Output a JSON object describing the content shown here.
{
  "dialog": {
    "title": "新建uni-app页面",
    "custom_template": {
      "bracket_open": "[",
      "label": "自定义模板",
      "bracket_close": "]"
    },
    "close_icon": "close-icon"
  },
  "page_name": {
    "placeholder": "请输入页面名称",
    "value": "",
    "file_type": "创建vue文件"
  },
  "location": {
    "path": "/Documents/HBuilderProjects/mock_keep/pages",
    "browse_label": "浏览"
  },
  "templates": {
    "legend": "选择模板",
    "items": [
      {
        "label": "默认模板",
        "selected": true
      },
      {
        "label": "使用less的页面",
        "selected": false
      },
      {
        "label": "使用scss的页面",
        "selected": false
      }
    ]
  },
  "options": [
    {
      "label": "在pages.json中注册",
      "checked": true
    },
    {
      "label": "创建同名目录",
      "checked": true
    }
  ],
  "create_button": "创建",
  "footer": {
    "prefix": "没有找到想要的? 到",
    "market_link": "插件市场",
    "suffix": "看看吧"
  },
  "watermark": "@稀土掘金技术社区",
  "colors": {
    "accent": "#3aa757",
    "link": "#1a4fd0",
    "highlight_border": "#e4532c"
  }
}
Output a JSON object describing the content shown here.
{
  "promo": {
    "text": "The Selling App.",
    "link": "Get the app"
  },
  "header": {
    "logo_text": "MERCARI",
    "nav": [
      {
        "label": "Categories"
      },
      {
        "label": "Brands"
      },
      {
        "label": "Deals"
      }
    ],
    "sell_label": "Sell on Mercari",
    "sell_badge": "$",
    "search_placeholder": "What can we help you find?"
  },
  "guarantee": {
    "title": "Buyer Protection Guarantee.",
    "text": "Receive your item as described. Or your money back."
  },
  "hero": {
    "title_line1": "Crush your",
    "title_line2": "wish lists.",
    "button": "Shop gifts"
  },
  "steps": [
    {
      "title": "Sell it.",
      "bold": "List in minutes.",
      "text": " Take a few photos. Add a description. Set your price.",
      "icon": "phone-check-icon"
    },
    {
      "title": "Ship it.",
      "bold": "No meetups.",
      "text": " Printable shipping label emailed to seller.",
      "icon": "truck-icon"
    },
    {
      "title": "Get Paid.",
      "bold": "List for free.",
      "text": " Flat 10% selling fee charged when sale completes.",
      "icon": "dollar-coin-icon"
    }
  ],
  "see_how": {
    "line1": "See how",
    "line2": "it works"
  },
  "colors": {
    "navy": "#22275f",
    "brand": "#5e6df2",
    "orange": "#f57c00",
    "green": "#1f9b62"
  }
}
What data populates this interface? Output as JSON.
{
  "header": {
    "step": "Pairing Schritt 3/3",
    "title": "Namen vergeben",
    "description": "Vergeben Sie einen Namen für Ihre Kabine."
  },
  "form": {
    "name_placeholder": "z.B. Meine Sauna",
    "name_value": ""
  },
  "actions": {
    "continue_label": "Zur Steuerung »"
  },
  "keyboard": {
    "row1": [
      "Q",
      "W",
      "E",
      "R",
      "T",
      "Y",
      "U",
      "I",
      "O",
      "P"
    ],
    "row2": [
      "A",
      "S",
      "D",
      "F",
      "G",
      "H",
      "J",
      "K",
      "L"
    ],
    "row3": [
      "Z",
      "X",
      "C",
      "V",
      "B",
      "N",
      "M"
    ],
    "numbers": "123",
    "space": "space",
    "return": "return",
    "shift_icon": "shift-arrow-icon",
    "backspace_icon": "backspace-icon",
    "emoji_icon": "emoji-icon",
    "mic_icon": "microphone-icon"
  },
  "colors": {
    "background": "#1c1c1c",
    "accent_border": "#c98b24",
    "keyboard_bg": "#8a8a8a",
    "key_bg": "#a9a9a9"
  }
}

■ ■ ■ ■ ■

WORK INSTRUCTIONS — Faithfully copy every entry, leaving nothing out.

WORKED SOLUTION —
Output a JSON object describing the content shown here.
{
  "dialog": {
    "title": "新建uni-app页面",
    "custom_template": {
      "bracket_open": "[",
      "label": "自定义模板",
      "bracket_close": "]"
    },
    "close_icon": "close-icon"
  },
  "page_name": {
    "placeholder": "请输入页面名称",
    "value": "",
    "file_type": "创建vue文件"
  },
  "location": {
    "path": "/Documents/HBuilderProjects/mock_keep/pages",
    "browse_label": "浏览"
  },
  "templates": {
    "legend": "选择模板",
    "items": [
      {
        "label": "默认模板",
        "selected": true
      },
      {
        "label": "使用less的页面",
        "selected": false
      },
      {
        "label": "使用scss的页面",
        "selected": false
      }
    ]
  },
  "options": [
    {
      "label": "在pages.json中注册",
      "checked": true
    },
    {
      "label": "创建同名目录",
      "checked": true
    }
  ],
  "create_button": "创建",
  "footer": {
    "prefix": "没有找到想要的? 到",
    "market_link": "插件市场",
    "suffix": "看看吧"
  },
  "watermark": "@稀土掘金技术社区",
  "colors": {
    "accent": "#3aa757",
    "link": "#1a4fd0",
    "highlight_border": "#e4532c"
  }
}
Output a JSON object describing the content shown here.
{
  "promo": {
    "text": "The Selling App.",
    "link": "Get the app"
  },
  "header": {
    "logo_text": "MERCARI",
    "nav": [
      {
        "label": "Categories"
      },
      {
        "label": "Brands"
      },
      {
        "label": "Deals"
      }
    ],
    "sell_label": "Sell on Mercari",
    "sell_badge": "$",
    "search_placeholder": "What can we help you find?"
  },
  "guarantee": {
    "title": "Buyer Protection Guarantee.",
    "text": "Receive your item as described. Or your money back."
  },
  "hero": {
    "title_line1": "Crush your",
    "title_line2": "wish lists.",
    "button": "Shop gifts"
  },
  "steps": [
    {
      "title": "Sell it.",
      "bold": "List in minutes.",
      "text": " Take a few photos. Add a description. Set your price.",
      "icon": "phone-check-icon"
    },
    {
      "title": "Ship it.",
      "bold": "No meetups.",
      "text": " Printable shipping label emailed to seller.",
      "icon": "truck-icon"
    },
    {
      "title": "Get Paid.",
      "bold": "List for free.",
      "text": " Flat 10% selling fee charged when sale completes.",
      "icon": "dollar-coin-icon"
    }
  ],
  "see_how": {
    "line1": "See how",
    "line2": "it works"
  },
  "colors": {
    "navy": "#22275f",
    "brand": "#5e6df2",
    "orange": "#f57c00",
    "green": "#1f9b62"
  }
}
What data populates this interface? Output as JSON.
{
  "header": {
    "step": "Pairing Schritt 3/3",
    "title": "Namen vergeben",
    "description": "Vergeben Sie einen Namen für Ihre Kabine."
  },
  "form": {
    "name_placeholder": "z.B. Meine Sauna",
    "name_value": ""
  },
  "actions": {
    "continue_label": "Zur Steuerung »"
  },
  "keyboard": {
    "row1": [
      "Q",
      "W",
      "E",
      "R",
      "T",
      "Y",
      "U",
      "I",
      "O",
      "P"
    ],
    "row2": [
      "A",
      "S",
      "D",
      "F",
      "G",
      "H",
      "J",
      "K",
      "L"
    ],
    "row3": [
      "Z",
      "X",
      "C",
      "V",
      "B",
      "N",
      "M"
    ],
    "numbers": "123",
    "space": "space",
    "return": "return",
    "shift_icon": "shift-arrow-icon",
    "backspace_icon": "backspace-icon",
    "emoji_icon": "emoji-icon",
    "mic_icon": "microphone-icon"
  },
  "colors": {
    "background": "#1c1c1c",
    "accent_border": "#c98b24",
    "keyboard_bg": "#8a8a8a",
    "key_bg": "#a9a9a9"
  }
}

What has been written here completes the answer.